━━━ The records

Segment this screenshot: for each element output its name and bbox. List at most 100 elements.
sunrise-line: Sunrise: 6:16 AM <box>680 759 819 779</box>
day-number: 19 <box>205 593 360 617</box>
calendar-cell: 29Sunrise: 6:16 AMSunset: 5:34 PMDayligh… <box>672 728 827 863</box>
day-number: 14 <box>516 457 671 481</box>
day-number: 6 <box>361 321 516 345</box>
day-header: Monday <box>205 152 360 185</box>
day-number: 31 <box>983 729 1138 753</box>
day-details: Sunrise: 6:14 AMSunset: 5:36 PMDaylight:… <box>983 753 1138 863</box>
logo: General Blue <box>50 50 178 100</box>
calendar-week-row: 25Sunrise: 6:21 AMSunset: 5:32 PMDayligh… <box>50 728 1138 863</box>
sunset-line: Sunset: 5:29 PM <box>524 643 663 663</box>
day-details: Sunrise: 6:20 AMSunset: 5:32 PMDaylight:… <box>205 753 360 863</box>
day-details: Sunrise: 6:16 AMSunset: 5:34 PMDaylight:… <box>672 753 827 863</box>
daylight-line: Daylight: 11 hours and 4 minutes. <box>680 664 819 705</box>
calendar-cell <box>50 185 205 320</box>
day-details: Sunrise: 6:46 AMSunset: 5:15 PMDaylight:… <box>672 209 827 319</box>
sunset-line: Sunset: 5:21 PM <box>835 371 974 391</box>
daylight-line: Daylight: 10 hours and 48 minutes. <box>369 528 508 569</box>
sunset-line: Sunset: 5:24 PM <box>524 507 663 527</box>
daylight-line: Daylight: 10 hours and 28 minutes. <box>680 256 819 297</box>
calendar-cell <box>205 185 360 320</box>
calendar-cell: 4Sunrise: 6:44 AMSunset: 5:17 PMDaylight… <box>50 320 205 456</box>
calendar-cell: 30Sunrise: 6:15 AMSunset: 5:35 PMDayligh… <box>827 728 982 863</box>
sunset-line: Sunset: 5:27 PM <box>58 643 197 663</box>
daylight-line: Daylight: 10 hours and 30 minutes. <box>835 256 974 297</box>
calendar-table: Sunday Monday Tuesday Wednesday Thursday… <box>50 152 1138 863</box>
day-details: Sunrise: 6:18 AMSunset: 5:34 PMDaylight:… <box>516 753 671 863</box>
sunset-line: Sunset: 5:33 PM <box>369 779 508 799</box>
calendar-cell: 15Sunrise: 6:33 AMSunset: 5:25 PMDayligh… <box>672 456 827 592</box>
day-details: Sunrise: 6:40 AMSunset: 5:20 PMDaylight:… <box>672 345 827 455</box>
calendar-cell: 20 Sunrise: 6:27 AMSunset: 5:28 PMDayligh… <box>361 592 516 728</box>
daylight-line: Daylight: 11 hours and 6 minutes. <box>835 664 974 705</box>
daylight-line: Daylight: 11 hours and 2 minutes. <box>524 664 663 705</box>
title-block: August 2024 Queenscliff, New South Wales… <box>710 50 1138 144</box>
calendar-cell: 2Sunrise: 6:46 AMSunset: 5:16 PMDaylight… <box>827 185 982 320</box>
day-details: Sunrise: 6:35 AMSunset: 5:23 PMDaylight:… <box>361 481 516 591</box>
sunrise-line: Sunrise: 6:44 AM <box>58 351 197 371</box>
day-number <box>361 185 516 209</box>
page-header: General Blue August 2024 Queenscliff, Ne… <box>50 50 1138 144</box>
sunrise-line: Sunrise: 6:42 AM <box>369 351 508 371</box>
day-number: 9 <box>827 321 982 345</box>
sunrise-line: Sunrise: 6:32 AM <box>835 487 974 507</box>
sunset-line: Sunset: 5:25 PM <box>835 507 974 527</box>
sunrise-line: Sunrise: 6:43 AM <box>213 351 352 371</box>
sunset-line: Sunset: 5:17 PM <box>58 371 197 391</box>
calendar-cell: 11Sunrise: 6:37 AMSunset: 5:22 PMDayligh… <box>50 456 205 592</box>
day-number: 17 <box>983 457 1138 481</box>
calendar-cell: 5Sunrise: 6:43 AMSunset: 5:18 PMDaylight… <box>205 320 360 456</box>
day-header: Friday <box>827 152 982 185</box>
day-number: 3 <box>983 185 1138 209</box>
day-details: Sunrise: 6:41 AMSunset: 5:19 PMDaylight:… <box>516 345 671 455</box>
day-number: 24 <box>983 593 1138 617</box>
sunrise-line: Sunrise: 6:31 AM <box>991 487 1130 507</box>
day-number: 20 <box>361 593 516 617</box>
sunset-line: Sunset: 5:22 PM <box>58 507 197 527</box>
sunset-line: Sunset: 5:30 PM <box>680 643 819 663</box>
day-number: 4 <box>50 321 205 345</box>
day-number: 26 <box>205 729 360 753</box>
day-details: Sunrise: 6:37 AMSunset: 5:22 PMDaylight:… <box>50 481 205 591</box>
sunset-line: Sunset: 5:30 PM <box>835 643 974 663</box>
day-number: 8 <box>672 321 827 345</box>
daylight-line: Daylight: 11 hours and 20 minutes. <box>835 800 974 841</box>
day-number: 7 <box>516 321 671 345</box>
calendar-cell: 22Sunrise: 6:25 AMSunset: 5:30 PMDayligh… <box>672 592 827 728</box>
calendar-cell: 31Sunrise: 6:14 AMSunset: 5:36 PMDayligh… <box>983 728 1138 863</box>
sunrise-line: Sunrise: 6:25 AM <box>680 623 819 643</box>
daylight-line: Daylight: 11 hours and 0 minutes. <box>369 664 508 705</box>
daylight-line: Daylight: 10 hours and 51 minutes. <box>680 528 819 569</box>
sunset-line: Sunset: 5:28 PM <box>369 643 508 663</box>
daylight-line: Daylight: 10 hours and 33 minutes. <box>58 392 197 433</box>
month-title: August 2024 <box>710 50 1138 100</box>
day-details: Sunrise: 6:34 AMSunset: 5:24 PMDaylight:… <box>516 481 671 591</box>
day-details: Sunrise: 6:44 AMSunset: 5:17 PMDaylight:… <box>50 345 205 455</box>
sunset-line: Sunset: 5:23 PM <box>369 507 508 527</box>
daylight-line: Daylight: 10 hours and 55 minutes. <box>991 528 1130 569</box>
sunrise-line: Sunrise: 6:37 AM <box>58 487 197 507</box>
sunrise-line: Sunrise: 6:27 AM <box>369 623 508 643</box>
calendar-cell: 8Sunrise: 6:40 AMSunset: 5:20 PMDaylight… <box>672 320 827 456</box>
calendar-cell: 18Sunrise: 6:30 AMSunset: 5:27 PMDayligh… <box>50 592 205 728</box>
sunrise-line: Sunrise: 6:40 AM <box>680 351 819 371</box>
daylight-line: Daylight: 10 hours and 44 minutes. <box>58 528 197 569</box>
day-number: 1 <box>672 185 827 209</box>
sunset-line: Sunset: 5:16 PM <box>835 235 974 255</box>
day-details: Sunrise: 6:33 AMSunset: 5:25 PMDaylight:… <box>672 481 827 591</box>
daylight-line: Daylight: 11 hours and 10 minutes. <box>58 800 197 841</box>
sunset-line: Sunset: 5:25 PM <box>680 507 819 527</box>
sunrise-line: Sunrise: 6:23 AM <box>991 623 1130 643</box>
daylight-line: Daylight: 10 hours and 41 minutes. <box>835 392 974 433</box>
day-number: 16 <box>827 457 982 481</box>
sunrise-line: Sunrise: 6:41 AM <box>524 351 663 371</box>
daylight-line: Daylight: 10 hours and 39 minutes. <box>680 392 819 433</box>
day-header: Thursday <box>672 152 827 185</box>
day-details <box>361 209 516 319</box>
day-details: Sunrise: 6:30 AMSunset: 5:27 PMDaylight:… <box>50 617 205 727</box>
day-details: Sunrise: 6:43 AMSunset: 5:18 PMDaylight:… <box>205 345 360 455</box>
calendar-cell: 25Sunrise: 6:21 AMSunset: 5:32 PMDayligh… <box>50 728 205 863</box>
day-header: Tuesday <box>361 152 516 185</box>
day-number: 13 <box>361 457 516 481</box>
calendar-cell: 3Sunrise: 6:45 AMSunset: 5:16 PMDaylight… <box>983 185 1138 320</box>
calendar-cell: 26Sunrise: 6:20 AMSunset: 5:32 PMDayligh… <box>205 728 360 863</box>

━━━━━━

- [Instructions for the task]: Please transcribe the data above without changes, from the start through the line with "day-number: 6 <box>361 321 516 345</box>".

- [Output of the exercise]:
Segment this screenshot: for each element output its name and bbox. List at most 100 elements.
sunrise-line: Sunrise: 6:16 AM <box>680 759 819 779</box>
day-number: 19 <box>205 593 360 617</box>
calendar-cell: 29Sunrise: 6:16 AMSunset: 5:34 PMDayligh… <box>672 728 827 863</box>
day-number: 14 <box>516 457 671 481</box>
day-number: 6 <box>361 321 516 345</box>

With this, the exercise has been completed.